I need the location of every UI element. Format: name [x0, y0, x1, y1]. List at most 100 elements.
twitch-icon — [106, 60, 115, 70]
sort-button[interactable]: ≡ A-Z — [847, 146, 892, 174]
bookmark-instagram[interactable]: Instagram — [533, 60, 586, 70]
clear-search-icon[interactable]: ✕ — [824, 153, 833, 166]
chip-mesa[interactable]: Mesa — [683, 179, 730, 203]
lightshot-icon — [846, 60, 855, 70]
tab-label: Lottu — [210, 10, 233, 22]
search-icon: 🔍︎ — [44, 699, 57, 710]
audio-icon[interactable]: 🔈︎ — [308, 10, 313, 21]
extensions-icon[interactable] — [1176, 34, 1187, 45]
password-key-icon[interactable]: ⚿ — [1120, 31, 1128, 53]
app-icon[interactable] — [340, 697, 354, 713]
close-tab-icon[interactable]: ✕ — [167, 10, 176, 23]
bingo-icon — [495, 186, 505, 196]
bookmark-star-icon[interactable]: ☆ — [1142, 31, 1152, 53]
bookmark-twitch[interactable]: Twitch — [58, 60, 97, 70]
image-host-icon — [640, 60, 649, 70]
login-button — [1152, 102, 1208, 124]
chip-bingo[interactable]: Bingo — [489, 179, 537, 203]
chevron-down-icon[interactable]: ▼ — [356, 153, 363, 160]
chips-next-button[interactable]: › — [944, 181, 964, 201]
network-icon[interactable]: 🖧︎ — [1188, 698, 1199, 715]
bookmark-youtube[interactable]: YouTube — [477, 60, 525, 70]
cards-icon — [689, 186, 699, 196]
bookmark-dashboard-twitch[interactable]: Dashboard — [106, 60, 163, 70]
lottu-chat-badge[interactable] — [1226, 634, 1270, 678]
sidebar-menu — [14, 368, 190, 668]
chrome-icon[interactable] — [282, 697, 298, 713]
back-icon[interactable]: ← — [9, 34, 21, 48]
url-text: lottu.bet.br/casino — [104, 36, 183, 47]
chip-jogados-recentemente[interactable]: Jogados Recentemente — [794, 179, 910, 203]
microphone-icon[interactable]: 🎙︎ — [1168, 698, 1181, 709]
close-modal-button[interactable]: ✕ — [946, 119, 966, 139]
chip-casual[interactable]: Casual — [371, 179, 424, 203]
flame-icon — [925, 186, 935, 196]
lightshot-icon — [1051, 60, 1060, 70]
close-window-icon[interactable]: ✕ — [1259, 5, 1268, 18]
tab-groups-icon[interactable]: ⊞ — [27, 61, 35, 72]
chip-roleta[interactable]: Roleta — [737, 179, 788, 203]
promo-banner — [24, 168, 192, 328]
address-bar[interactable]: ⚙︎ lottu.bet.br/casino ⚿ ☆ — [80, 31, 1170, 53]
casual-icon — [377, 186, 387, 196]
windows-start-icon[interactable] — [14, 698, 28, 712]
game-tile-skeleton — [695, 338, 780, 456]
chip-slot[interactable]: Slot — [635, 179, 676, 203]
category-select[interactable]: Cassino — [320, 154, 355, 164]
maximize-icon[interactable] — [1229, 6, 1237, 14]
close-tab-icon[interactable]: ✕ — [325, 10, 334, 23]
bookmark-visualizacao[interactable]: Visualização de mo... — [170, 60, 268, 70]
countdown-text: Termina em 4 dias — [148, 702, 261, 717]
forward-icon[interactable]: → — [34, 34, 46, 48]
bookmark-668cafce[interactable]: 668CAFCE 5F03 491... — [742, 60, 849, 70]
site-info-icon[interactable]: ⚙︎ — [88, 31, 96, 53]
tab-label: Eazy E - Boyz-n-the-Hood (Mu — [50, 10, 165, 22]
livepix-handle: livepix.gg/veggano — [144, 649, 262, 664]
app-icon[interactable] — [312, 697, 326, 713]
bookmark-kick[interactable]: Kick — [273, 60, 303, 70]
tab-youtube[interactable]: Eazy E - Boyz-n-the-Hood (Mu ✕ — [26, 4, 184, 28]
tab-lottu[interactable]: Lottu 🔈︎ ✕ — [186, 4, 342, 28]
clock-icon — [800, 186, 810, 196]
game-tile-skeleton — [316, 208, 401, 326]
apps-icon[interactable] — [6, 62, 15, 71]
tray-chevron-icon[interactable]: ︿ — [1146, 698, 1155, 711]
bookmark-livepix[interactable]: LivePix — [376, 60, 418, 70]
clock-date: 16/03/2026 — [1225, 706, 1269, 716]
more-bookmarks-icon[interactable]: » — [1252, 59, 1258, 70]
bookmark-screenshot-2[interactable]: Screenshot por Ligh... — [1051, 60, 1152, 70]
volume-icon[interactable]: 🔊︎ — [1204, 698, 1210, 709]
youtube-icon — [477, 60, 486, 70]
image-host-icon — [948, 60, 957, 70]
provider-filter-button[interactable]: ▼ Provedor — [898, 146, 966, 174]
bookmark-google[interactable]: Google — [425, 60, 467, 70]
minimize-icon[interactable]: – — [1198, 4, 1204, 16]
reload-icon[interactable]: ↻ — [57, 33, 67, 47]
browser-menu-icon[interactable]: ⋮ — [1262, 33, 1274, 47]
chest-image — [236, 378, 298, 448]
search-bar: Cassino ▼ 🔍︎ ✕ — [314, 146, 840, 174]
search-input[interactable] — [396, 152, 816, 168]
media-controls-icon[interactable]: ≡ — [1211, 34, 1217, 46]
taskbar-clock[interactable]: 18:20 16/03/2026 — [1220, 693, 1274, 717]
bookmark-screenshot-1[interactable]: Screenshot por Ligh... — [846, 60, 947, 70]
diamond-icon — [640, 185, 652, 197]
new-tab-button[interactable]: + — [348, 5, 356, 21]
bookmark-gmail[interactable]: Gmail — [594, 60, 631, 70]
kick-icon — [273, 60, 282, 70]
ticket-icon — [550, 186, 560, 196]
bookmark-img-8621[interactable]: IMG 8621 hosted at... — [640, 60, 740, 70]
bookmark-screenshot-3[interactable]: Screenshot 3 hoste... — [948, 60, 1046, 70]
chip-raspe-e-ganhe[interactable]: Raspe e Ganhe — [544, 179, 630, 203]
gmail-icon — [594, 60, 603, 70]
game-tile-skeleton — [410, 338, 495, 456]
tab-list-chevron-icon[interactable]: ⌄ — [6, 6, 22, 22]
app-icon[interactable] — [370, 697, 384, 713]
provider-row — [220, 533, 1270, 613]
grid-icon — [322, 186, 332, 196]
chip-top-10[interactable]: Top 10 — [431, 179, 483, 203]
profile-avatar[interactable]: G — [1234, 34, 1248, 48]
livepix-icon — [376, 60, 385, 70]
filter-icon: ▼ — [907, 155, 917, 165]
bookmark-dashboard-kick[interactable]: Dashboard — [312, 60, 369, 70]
____________
## Problem:
Output these lines as a JSON list of strings, with one string for each line and any blank lines left out.

## Solution below:
[
  "I need the location of every UI element. Format: name [x0, y0, x1, y1]. List at most 100 elements.",
  "twitch-icon — [106, 60, 115, 70]",
  "sort-button[interactable]: ≡ A-Z — [847, 146, 892, 174]",
  "bookmark-instagram[interactable]: Instagram — [533, 60, 586, 70]",
  "clear-search-icon[interactable]: ✕ — [824, 153, 833, 166]",
  "chip-mesa[interactable]: Mesa — [683, 179, 730, 203]",
  "lightshot-icon — [846, 60, 855, 70]",
  "tab-label: Lottu — [210, 10, 233, 22]",
  "search-icon: 🔍︎ — [44, 699, 57, 710]",
  "audio-icon[interactable]: 🔈︎ — [308, 10, 313, 21]",
  "extensions-icon[interactable] — [1176, 34, 1187, 45]",
  "password-key-icon[interactable]: ⚿ — [1120, 31, 1128, 53]",
  "app-icon[interactable] — [340, 697, 354, 713]",
  "close-tab-icon[interactable]: ✕ — [167, 10, 176, 23]",
  "bingo-icon — [495, 186, 505, 196]",
  "bookmark-star-icon[interactable]: ☆ — [1142, 31, 1152, 53]",
  "bookmark-twitch[interactable]: Twitch — [58, 60, 97, 70]",
  "image-host-icon — [640, 60, 649, 70]",
  "login-button — [1152, 102, 1208, 124]",
  "chip-bingo[interactable]: Bingo — [489, 179, 537, 203]",
  "chevron-down-icon[interactable]: ▼ — [356, 153, 363, 160]",
  "chips-next-button[interactable]: › — [944, 181, 964, 201]",
  "network-icon[interactable]: 🖧︎ — [1188, 698, 1199, 715]",
  "bookmark-youtube[interactable]: YouTube — [477, 60, 525, 70]",
  "cards-icon — [689, 186, 699, 196]",
  "bookmark-dashboard-twitch[interactable]: Dashboard — [106, 60, 163, 70]",
  "lottu-chat-badge[interactable] — [1226, 634, 1270, 678]",
  "sidebar-menu — [14, 368, 190, 668]",
  "chrome-icon[interactable] — [282, 697, 298, 713]",
  "back-icon[interactable]: ← — [9, 34, 21, 48]",
  "url-text: lottu.bet.br/casino — [104, 36, 183, 47]",
  "chip-jogados-recentemente[interactable]: Jogados Recentemente — [794, 179, 910, 203]",
  "microphone-icon[interactable]: 🎙︎ — [1168, 698, 1181, 709]",
  "close-modal-button[interactable]: ✕ — [946, 119, 966, 139]",
  "chip-casual[interactable]: Casual — [371, 179, 424, 203]",
  "flame-icon — [925, 186, 935, 196]",
  "lightshot-icon — [1051, 60, 1060, 70]",
  "close-window-icon[interactable]: ✕ — [1259, 5, 1268, 18]",
  "tab-groups-icon[interactable]: ⊞ — [27, 61, 35, 72]",
  "chip-roleta[interactable]: Roleta — [737, 179, 788, 203]",
  "promo-banner — [24, 168, 192, 328]",
  "address-bar[interactable]: ⚙︎ lottu.bet.br/casino ⚿ ☆ — [80, 31, 1170, 53]",
  "casual-icon — [377, 186, 387, 196]",
  "windows-start-icon[interactable] — [14, 698, 28, 712]",
  "game-tile-skeleton — [695, 338, 780, 456]",
  "chip-slot[interactable]: Slot — [635, 179, 676, 203]",
  "category-select[interactable]: Cassino — [320, 154, 355, 164]",
  "maximize-icon[interactable] — [1229, 6, 1237, 14]",
  "close-tab-icon[interactable]: ✕ — [325, 10, 334, 23]",
  "bookmark-visualizacao[interactable]: Visualização de mo... — [170, 60, 268, 70]",
  "countdown-text: Termina em 4 dias — [148, 702, 261, 717]",
  "forward-icon[interactable]: → — [34, 34, 46, 48]",
  "bookmark-668cafce[interactable]: 668CAFCE 5F03 491... — [742, 60, 849, 70]",
  "site-info-icon[interactable]: ⚙︎ — [88, 31, 96, 53]",
  "tab-label: Eazy E - Boyz-n-the-Hood (Mu — [50, 10, 165, 22]",
  "livepix-handle: livepix.gg/veggano — [144, 649, 262, 664]",
  "app-icon[interactable] — [312, 697, 326, 713]",
  "bookmark-kick[interactable]: Kick — [273, 60, 303, 70]",
  "tab-youtube[interactable]: Eazy E - Boyz-n-the-Hood (Mu ✕ — [26, 4, 184, 28]",
  "tab-lottu[interactable]: Lottu 🔈︎ ✕ — [186, 4, 342, 28]",
  "clock-icon — [800, 186, 810, 196]",
  "game-tile-skeleton — [316, 208, 401, 326]",
  "apps-icon[interactable] — [6, 62, 15, 71]",
  "tray-chevron-icon[interactable]: ︿ — [1146, 698, 1155, 711]",
  "bookmark-livepix[interactable]: LivePix — [376, 60, 418, 70]",
  "clock-date: 16/03/2026 — [1225, 706, 1269, 716]",
  "more-bookmarks-icon[interactable]: » — [1252, 59, 1258, 70]",
  "bookmark-screenshot-2[interactable]: Screenshot por Ligh... — [1051, 60, 1152, 70]",
  "volume-icon[interactable]: 🔊︎ — [1204, 698, 1210, 709]",
  "youtube-icon — [477, 60, 486, 70]",
  "image-host-icon — [948, 60, 957, 70]",
  "provider-filter-button[interactable]: ▼ Provedor — [898, 146, 966, 174]",
  "bookmark-google[interactable]: Google — [425, 60, 467, 70]",
  "minimize-icon[interactable]: – — [1198, 4, 1204, 16]",
  "reload-icon[interactable]: ↻ — [57, 33, 67, 47]",
  "browser-menu-icon[interactable]: ⋮ — [1262, 33, 1274, 47]",
  "chest-image — [236, 378, 298, 448]",
  "search-bar: Cassino ▼ 🔍︎ ✕ — [314, 146, 840, 174]",
  "search-input[interactable] — [396, 152, 816, 168]",
  "media-controls-icon[interactable]: ≡ — [1211, 34, 1217, 46]",
  "taskbar-clock[interactable]: 18:20 16/03/2026 — [1220, 693, 1274, 717]",
  "bookmark-screenshot-1[interactable]: Screenshot por Ligh... — [846, 60, 947, 70]",
  "diamond-icon — [640, 185, 652, 197]",
  "new-tab-button[interactable]: + — [348, 5, 356, 21]",
  "bookmark-gmail[interactable]: Gmail — [594, 60, 631, 70]",
  "kick-icon — [273, 60, 282, 70]",
  "ticket-icon — [550, 186, 560, 196]",
  "bookmark-img-8621[interactable]: IMG 8621 hosted at... — [640, 60, 740, 70]",
  "bookmark-screenshot-3[interactable]: Screenshot 3 hoste... — [948, 60, 1046, 70]",
  "chip-raspe-e-ganhe[interactable]: Raspe e Ganhe — [544, 179, 630, 203]",
  "gmail-icon — [594, 60, 603, 70]",
  "game-tile-skeleton — [410, 338, 495, 456]",
  "tab-list-chevron-icon[interactable]: ⌄ — [6, 6, 22, 22]",
  "app-icon[interactable] — [370, 697, 384, 713]",
  "provider-row — [220, 533, 1270, 613]",
  "grid-icon — [322, 186, 332, 196]",
  "chip-top-10[interactable]: Top 10 — [431, 179, 483, 203]",
  "profile-avatar[interactable]: G — [1234, 34, 1248, 48]",
  "livepix-icon — [376, 60, 385, 70]",
  "filter-icon: ▼ — [907, 155, 917, 165]",
  "bookmark-dashboard-kick[interactable]: Dashboard — [312, 60, 369, 70]"
]